* The task:
Pull every line of the entries that has the word "Speed".

* Material supplied:

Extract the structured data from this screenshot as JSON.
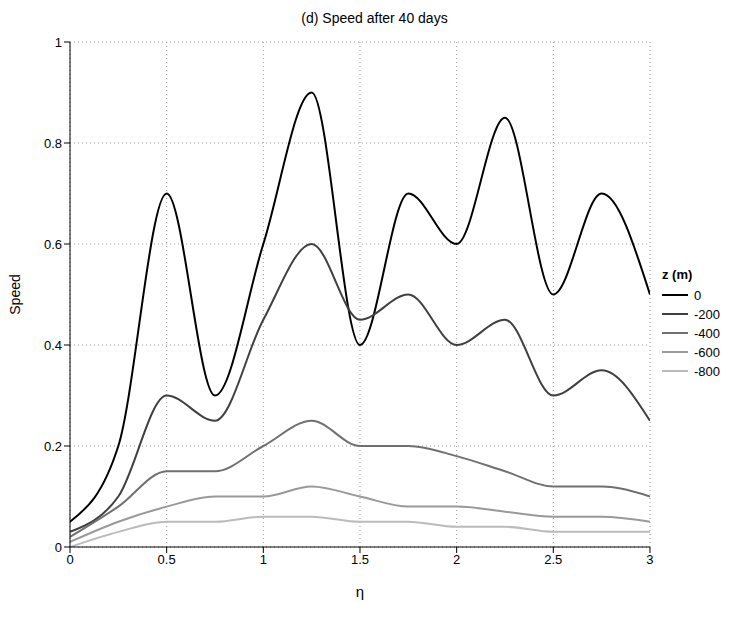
{
  "chart_data": {
    "type": "line",
    "title": "(d) Speed after 40 days",
    "x_label": "η",
    "y_label": "Speed",
    "legend_title": "z (m)",
    "x": [
      0,
      0.25,
      0.5,
      0.75,
      1,
      1.25,
      1.5,
      1.75,
      2,
      2.25,
      2.5,
      2.75,
      3
    ],
    "series": [
      {
        "name": "0",
        "color": "#000000",
        "values": [
          0.05,
          0.2,
          0.7,
          0.3,
          0.6,
          0.9,
          0.4,
          0.7,
          0.6,
          0.85,
          0.5,
          0.7,
          0.5
        ]
      },
      {
        "name": "-200",
        "color": "#404040",
        "values": [
          0.03,
          0.1,
          0.3,
          0.25,
          0.45,
          0.6,
          0.45,
          0.5,
          0.4,
          0.45,
          0.3,
          0.35,
          0.25
        ]
      },
      {
        "name": "-400",
        "color": "#707070",
        "values": [
          0.02,
          0.08,
          0.15,
          0.15,
          0.2,
          0.25,
          0.2,
          0.2,
          0.18,
          0.15,
          0.12,
          0.12,
          0.1
        ]
      },
      {
        "name": "-600",
        "color": "#999999",
        "values": [
          0.01,
          0.05,
          0.08,
          0.1,
          0.1,
          0.12,
          0.1,
          0.08,
          0.08,
          0.07,
          0.06,
          0.06,
          0.05
        ]
      },
      {
        "name": "-800",
        "color": "#bbbbbb",
        "values": [
          0,
          0.03,
          0.05,
          0.05,
          0.06,
          0.06,
          0.05,
          0.05,
          0.04,
          0.04,
          0.03,
          0.03,
          0.03
        ]
      }
    ],
    "xlim": [
      0,
      3
    ],
    "xticks": [
      0,
      0.5,
      1,
      1.5,
      2,
      2.5,
      3
    ],
    "ylim": [
      0,
      1
    ],
    "yticks": [
      0,
      0.2,
      0.4,
      0.6,
      0.8,
      1
    ],
    "grid": true,
    "legend": "right",
    "marker": "none",
    "line_style": "solid"
  }
}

* The response:
    "title": "(d) Speed after 40 days",
    "y_label": "Speed",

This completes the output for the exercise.